**SET EXERCISE:** Write the material out again in full, word for word. Do not include the pictures.

Saved data entries:
━━━

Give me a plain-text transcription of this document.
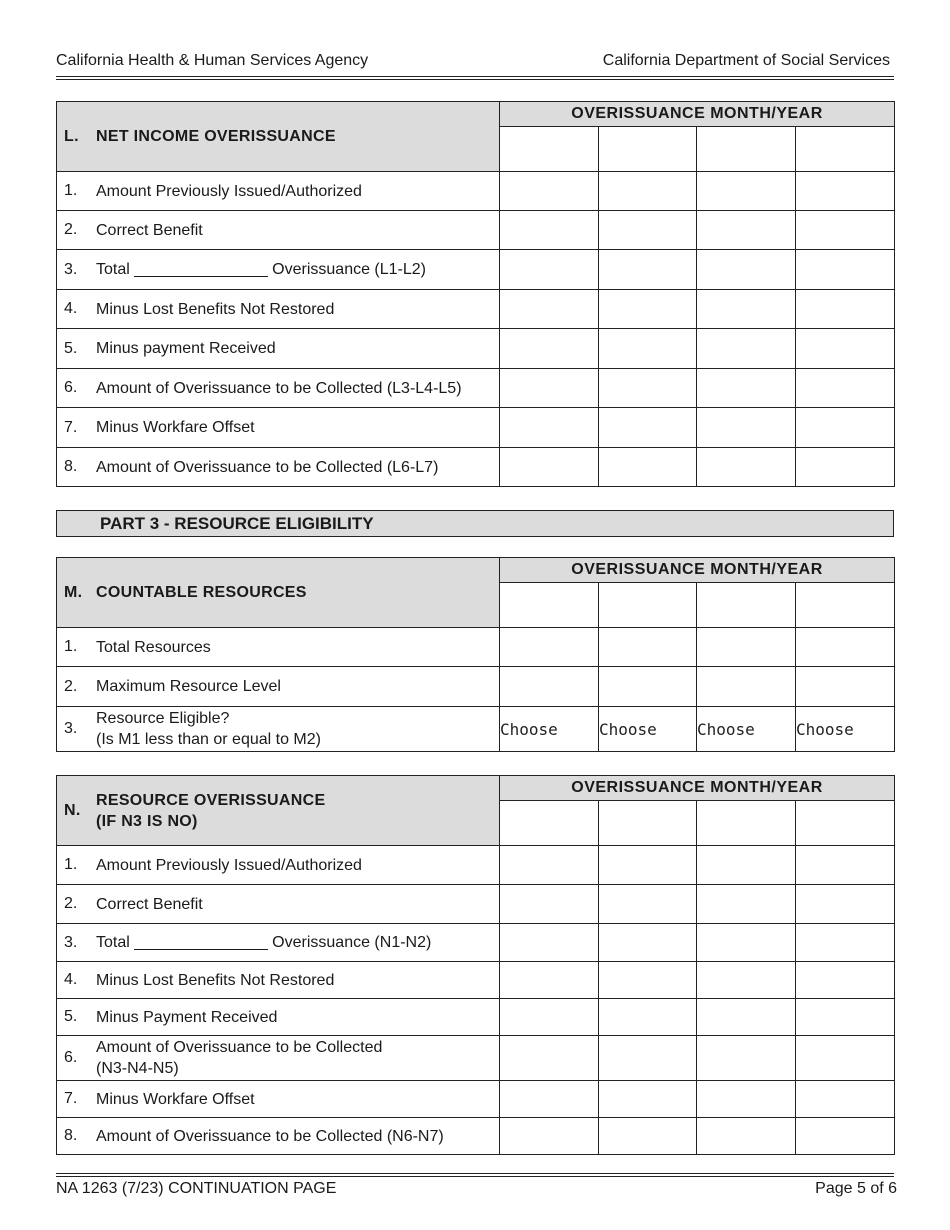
California Health & Human Services Agency	California Department of Social Services
L. NET INCOME OVERISSUANCE	OVERISSUANCE MONTH/YEAR			

1. Amount Previously Issued/Authorized				

2. Correct Benefit				

3. Total _______________ Overissuance (L1-L2)				

4. Minus Lost Benefits Not Restored				

5. Minus payment Received				

6. Amount of Overissuance to be Collected (L3-L4-L5)				

7. Minus Workfare Offset				

8. Amount of Overissuance to be Collected (L6-L7)				

PART 3 - RESOURCE ELIGIBILITY
M. COUNTABLE RESOURCES	OVERISSUANCE MONTH/YEAR			

1. Total Resources				

2. Maximum Resource Level				

3.
Resource Eligible?
(Is M1 less than or equal to M2)	Choose	Choose	Choose	Choose
N.
RESOURCE OVERISSUANCE
(IF N3 IS NO)	OVERISSUANCE MONTH/YEAR			

1. Amount Previously Issued/Authorized				

2. Correct Benefit				

3. Total _______________ Overissuance (N1-N2)				

4. Minus Lost Benefits Not Restored				

5. Minus Payment Received				

6.
Amount of Overissuance to be Collected
(N3-N4-N5)				

7. Minus Workfare Offset				

8. Amount of Overissuance to be Collected (N6-N7)				

NA 1263 (7/23) CONTINUATION PAGE	Page 5 of 6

━━━

**TASK RESULT:**
Give me a plain-text transcription of this document.
California Health & Human Services Agency	California Department of Social Services
L. NET INCOME OVERISSUANCE	OVERISSUANCE MONTH/YEAR			

1. Amount Previously Issued/Authorized				

2. Correct Benefit				

3. Total _______________ Overissuance (L1-L2)				

4. Minus Lost Benefits Not Restored				

5. Minus payment Received				

6. Amount of Overissuance to be Collected (L3-L4-L5)				

7. Minus Workfare Offset				

8. Amount of Overissuance to be Collected (L6-L7)				

PART 3 - RESOURCE ELIGIBILITY
M. COUNTABLE RESOURCES	OVERISSUANCE MONTH/YEAR			

1. Total Resources				

2. Maximum Resource Level				

3.
Resource Eligible?
(Is M1 less than or equal to M2)	Choose	Choose	Choose	Choose
N.
RESOURCE OVERISSUANCE
(IF N3 IS NO)	OVERISSUANCE MONTH/YEAR			

1. Amount Previously Issued/Authorized				

2. Correct Benefit				

3. Total _______________ Overissuance (N1-N2)				

4. Minus Lost Benefits Not Restored				

5. Minus Payment Received				

6.
Amount of Overissuance to be Collected
(N3-N4-N5)				

7. Minus Workfare Offset				

8. Amount of Overissuance to be Collected (N6-N7)				

NA 1263 (7/23) CONTINUATION PAGE	Page 5 of 6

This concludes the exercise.